— START OF INPUT ROWS —

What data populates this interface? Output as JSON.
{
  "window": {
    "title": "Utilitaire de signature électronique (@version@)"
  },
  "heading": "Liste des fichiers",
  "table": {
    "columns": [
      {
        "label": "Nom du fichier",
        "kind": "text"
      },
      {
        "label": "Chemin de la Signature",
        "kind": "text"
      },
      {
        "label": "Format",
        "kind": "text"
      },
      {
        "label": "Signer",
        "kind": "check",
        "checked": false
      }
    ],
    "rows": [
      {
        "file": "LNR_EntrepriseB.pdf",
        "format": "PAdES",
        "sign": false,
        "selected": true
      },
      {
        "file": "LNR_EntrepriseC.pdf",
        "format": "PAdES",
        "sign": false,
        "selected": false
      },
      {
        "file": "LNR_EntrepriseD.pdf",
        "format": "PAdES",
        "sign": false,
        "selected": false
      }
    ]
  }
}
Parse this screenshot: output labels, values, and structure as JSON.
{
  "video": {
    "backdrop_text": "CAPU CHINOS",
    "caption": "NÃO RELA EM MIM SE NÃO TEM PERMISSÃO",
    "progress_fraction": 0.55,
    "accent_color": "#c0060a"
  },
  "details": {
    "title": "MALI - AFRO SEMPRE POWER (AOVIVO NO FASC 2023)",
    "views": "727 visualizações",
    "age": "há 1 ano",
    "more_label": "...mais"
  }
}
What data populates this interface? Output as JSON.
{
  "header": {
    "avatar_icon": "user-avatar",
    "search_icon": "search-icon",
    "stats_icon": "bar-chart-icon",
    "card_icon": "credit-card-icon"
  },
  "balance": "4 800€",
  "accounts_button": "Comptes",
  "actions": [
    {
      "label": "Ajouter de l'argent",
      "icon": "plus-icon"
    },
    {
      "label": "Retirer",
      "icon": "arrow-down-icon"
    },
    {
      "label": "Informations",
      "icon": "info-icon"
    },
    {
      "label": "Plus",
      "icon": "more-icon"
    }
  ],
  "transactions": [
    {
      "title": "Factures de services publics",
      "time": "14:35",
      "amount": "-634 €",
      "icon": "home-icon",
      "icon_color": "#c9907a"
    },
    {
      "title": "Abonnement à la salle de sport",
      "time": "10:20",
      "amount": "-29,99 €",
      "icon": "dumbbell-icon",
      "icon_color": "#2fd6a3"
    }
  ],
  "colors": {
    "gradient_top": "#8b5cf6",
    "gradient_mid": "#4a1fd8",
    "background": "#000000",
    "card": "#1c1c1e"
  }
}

— END OF INPUT ROWS —

▶ _YOUR INSTRUCTIONS_:
Using the material above, print every entry exactly as written.

▶ _ANSWER TO THE PROBLEM_:
What data populates this interface? Output as JSON.
{
  "window": {
    "title": "Utilitaire de signature électronique (@version@)"
  },
  "heading": "Liste des fichiers",
  "table": {
    "columns": [
      {
        "label": "Nom du fichier",
        "kind": "text"
      },
      {
        "label": "Chemin de la Signature",
        "kind": "text"
      },
      {
        "label": "Format",
        "kind": "text"
      },
      {
        "label": "Signer",
        "kind": "check",
        "checked": false
      }
    ],
    "rows": [
      {
        "file": "LNR_EntrepriseB.pdf",
        "format": "PAdES",
        "sign": false,
        "selected": true
      },
      {
        "file": "LNR_EntrepriseC.pdf",
        "format": "PAdES",
        "sign": false,
        "selected": false
      },
      {
        "file": "LNR_EntrepriseD.pdf",
        "format": "PAdES",
        "sign": false,
        "selected": false
      }
    ]
  }
}
Parse this screenshot: output labels, values, and structure as JSON.
{
  "video": {
    "backdrop_text": "CAPU CHINOS",
    "caption": "NÃO RELA EM MIM SE NÃO TEM PERMISSÃO",
    "progress_fraction": 0.55,
    "accent_color": "#c0060a"
  },
  "details": {
    "title": "MALI - AFRO SEMPRE POWER (AOVIVO NO FASC 2023)",
    "views": "727 visualizações",
    "age": "há 1 ano",
    "more_label": "...mais"
  }
}
What data populates this interface? Output as JSON.
{
  "header": {
    "avatar_icon": "user-avatar",
    "search_icon": "search-icon",
    "stats_icon": "bar-chart-icon",
    "card_icon": "credit-card-icon"
  },
  "balance": "4 800€",
  "accounts_button": "Comptes",
  "actions": [
    {
      "label": "Ajouter de l'argent",
      "icon": "plus-icon"
    },
    {
      "label": "Retirer",
      "icon": "arrow-down-icon"
    },
    {
      "label": "Informations",
      "icon": "info-icon"
    },
    {
      "label": "Plus",
      "icon": "more-icon"
    }
  ],
  "transactions": [
    {
      "title": "Factures de services publics",
      "time": "14:35",
      "amount": "-634 €",
      "icon": "home-icon",
      "icon_color": "#c9907a"
    },
    {
      "title": "Abonnement à la salle de sport",
      "time": "10:20",
      "amount": "-29,99 €",
      "icon": "dumbbell-icon",
      "icon_color": "#2fd6a3"
    }
  ],
  "colors": {
    "gradient_top": "#8b5cf6",
    "gradient_mid": "#4a1fd8",
    "background": "#000000",
    "card": "#1c1c1e"
  }
}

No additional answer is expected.